▶ EXERCISE GOAL
Using the records below, count the lines with "часа" in them. Give the number only.

▶ PROVIDED RECORDS
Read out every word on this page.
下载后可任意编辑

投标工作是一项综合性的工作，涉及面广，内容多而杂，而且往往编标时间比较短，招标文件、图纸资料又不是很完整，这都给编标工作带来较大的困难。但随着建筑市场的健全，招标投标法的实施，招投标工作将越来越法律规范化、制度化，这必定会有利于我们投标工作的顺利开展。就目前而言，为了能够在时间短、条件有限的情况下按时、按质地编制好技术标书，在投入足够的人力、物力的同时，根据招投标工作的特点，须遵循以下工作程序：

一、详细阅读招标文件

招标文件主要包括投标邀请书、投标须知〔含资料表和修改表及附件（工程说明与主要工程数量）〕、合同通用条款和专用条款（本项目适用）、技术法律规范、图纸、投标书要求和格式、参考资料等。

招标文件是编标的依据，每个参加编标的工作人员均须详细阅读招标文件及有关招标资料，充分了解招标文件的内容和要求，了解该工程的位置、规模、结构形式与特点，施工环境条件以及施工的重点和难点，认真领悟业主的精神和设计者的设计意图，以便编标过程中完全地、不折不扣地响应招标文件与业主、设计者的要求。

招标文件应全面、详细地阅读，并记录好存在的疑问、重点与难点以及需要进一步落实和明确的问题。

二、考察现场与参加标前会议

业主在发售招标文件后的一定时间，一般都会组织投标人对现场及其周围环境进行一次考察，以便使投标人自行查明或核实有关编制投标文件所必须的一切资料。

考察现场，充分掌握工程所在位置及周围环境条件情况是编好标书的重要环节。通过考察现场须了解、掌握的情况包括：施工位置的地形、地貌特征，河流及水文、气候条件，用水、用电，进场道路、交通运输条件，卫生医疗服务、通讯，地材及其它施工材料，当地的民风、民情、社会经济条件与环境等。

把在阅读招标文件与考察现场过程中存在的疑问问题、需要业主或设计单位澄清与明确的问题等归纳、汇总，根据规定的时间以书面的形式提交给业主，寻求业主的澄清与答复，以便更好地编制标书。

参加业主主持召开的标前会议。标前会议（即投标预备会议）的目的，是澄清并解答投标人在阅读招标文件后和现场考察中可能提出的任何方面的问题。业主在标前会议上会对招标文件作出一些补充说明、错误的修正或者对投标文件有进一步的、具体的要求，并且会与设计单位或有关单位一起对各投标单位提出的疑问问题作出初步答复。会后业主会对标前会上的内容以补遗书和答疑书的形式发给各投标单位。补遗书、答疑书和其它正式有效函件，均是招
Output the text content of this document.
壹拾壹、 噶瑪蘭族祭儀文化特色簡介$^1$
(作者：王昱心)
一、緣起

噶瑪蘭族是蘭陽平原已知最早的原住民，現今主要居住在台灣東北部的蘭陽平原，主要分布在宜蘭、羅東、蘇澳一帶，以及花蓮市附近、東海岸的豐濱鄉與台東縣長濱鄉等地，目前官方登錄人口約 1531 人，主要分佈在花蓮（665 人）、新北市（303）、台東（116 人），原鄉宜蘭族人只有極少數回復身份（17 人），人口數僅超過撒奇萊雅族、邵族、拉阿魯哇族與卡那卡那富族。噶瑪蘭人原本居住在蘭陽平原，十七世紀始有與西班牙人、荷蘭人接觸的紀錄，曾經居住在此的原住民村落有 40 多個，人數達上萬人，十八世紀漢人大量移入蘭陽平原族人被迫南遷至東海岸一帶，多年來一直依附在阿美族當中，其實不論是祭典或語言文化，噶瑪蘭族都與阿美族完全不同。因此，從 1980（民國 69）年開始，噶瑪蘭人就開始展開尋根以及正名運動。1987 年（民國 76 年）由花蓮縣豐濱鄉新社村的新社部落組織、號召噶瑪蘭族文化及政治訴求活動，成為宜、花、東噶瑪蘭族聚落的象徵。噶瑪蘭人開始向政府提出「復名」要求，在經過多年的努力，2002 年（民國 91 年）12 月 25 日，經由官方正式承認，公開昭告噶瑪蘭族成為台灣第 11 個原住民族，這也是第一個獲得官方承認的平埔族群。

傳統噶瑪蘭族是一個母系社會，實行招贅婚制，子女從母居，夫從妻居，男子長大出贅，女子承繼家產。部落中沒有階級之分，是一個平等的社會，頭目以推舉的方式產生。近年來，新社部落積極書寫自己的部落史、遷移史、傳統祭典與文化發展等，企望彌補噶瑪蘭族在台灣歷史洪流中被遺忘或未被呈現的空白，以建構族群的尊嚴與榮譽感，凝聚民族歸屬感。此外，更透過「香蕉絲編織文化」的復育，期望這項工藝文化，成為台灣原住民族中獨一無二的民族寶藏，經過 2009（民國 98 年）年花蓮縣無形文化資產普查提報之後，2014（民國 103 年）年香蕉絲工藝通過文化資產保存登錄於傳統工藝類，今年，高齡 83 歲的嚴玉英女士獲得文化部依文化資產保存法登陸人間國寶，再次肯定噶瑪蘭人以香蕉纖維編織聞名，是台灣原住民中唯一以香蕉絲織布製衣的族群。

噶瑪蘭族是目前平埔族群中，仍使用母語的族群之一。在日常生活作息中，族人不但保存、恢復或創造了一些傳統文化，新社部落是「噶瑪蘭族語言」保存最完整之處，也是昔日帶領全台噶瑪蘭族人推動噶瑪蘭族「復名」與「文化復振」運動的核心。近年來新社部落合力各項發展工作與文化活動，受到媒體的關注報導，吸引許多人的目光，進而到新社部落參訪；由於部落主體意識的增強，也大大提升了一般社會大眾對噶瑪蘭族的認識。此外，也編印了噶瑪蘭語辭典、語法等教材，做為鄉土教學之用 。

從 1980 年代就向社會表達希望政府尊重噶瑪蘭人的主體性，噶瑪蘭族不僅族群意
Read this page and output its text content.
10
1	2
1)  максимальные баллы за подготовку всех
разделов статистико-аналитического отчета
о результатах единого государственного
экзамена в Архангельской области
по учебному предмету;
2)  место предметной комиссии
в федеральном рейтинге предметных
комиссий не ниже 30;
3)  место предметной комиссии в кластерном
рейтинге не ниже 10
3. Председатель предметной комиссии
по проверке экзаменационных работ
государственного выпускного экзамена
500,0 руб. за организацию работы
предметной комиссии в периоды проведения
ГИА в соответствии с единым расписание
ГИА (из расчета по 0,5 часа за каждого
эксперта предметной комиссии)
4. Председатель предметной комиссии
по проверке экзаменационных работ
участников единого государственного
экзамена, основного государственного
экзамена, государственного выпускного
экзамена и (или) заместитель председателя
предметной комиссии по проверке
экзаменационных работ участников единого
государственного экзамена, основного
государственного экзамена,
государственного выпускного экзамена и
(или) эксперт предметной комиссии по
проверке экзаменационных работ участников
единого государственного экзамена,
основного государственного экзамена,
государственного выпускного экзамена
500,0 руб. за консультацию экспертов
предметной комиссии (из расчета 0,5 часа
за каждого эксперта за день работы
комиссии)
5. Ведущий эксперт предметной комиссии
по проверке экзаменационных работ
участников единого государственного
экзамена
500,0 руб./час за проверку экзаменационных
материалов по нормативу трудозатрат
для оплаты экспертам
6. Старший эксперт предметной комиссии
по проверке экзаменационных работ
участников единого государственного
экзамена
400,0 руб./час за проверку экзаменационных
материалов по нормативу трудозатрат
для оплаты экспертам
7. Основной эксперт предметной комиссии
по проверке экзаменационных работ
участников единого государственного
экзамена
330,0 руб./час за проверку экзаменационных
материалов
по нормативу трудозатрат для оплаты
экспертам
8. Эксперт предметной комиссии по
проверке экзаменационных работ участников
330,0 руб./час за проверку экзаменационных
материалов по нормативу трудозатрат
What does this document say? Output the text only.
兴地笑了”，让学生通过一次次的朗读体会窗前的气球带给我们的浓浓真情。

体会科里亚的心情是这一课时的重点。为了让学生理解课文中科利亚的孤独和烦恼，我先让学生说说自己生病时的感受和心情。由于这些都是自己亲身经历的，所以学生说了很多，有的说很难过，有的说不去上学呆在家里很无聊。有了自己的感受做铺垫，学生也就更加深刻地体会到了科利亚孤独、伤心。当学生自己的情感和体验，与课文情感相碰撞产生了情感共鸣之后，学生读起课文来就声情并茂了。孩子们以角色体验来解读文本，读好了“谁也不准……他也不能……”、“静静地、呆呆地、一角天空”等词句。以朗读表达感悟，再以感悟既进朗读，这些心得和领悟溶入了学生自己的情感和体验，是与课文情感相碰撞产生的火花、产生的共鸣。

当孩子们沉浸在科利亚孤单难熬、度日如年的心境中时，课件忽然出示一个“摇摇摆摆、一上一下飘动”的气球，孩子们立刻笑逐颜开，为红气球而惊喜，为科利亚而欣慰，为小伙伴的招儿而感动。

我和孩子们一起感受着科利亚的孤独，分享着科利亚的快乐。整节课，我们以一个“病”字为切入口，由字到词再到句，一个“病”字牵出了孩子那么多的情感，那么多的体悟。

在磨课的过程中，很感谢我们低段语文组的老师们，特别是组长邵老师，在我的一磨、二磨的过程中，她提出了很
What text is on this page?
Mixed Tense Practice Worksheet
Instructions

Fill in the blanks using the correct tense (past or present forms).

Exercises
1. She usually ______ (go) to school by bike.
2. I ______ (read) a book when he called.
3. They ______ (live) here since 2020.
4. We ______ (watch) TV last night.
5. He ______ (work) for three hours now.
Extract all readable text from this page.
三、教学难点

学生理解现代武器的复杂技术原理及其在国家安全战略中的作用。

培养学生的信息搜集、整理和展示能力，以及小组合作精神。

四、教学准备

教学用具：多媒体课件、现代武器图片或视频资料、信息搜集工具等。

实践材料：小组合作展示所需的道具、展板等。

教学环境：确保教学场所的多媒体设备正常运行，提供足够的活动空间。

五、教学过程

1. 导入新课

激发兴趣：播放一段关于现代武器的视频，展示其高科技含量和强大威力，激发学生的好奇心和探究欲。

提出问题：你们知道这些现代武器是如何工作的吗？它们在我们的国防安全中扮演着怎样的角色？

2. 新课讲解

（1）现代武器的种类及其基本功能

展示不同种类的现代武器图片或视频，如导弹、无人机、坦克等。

▶ EXERCISE SOLUTION
2